TASK INSTRUCTIONS »
Retype the records below word for word and omit any image.

----------------

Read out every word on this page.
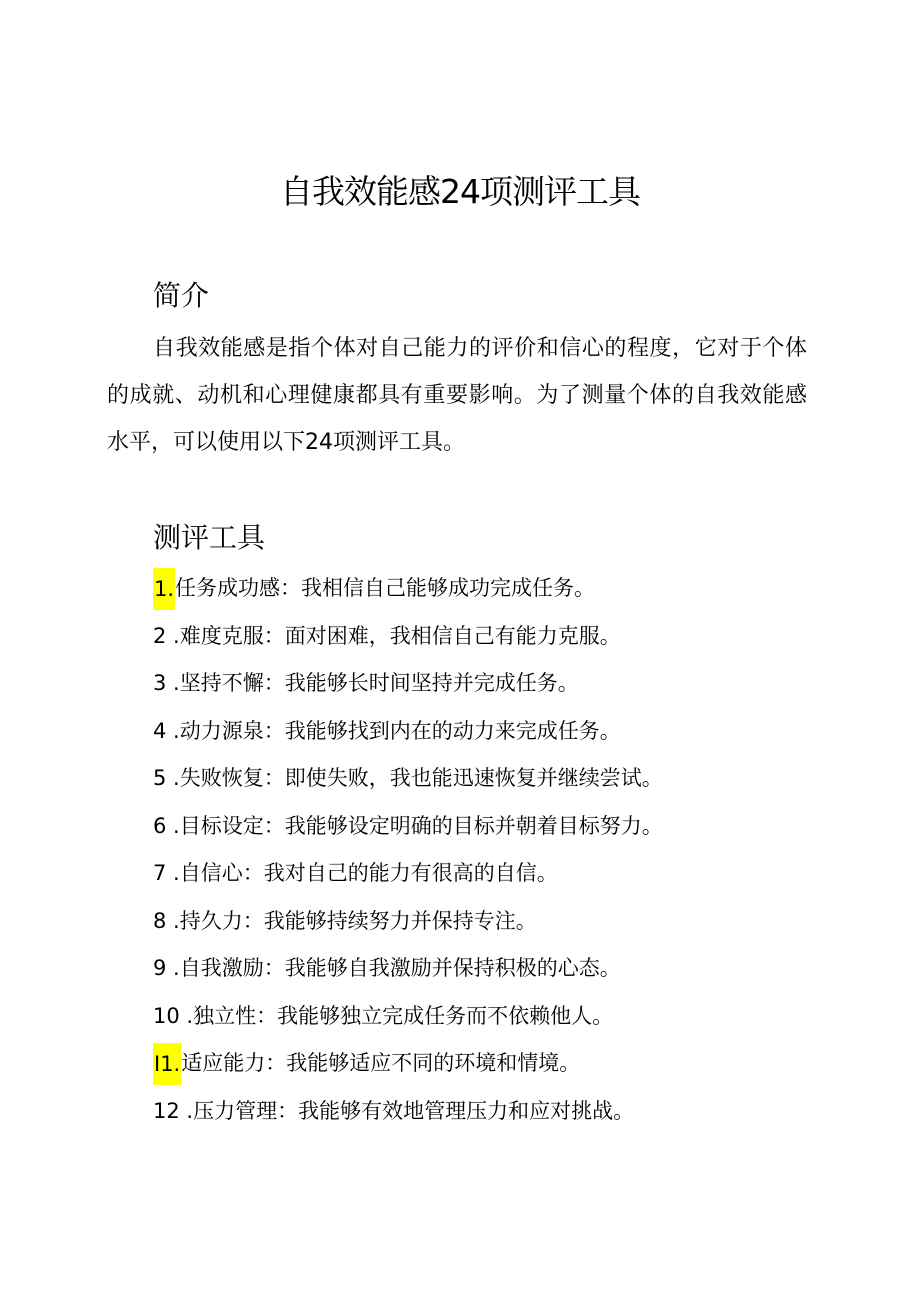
自我效能感24项测评工具
简介

自我效能感是指个体对自己能力的评价和信心的程度，它对于个体的成就、动机和心理健康都具有重要影响。为了测量个体的自我效能感水平，可以使用以下24项测评工具。

测评工具
1. 任务成功感 ： 我相信自己能够成功完成任务。
2 . 难度克服 ： 面对困难，我相信自己有能力克服。
3 . 坚持不懈 ： 我能够长时间坚持并完成任务。
4 . 动力源泉 ： 我能够找到内在的动力来完成任务。
5 . 失败恢复 ： 即使失败，我也能迅速恢复并继续尝试。
6 . 目标设定 ： 我能够设定明确的目标并朝着目标努力。
7 . 自信心 ： 我对自己的能力有很高的自信。
8 . 持久力 ： 我能够持续努力并保持专注。
9 . 自我激励 ： 我能够自我激励并保持积极的心态。
10 . 独立性 ： 我能够独立完成任务而不依赖他人。
I1. 适应能力 ： 我能够适应不同的环境和情境。
12 . 压力管理 ： 我能够有效地管理压力和应对挑战。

----------------

CORRECT RESULT »
Read out every word on this page.
自我效能感24项测评工具
简介

自我效能感是指个体对自己能力的评价和信心的程度，它对于个体的成就、动机和心理健康都具有重要影响。为了测量个体的自我效能感水平，可以使用以下24项测评工具。

测评工具
1. 任务成功感 ： 我相信自己能够成功完成任务。
2 . 难度克服 ： 面对困难，我相信自己有能力克服。
3 . 坚持不懈 ： 我能够长时间坚持并完成任务。
4 . 动力源泉 ： 我能够找到内在的动力来完成任务。
5 . 失败恢复 ： 即使失败，我也能迅速恢复并继续尝试。
6 . 目标设定 ： 我能够设定明确的目标并朝着目标努力。
7 . 自信心 ： 我对自己的能力有很高的自信。
8 . 持久力 ： 我能够持续努力并保持专注。
9 . 自我激励 ： 我能够自我激励并保持积极的心态。
10 . 独立性 ： 我能够独立完成任务而不依赖他人。
I1. 适应能力 ： 我能够适应不同的环境和情境。
12 . 压力管理 ： 我能够有效地管理压力和应对挑战。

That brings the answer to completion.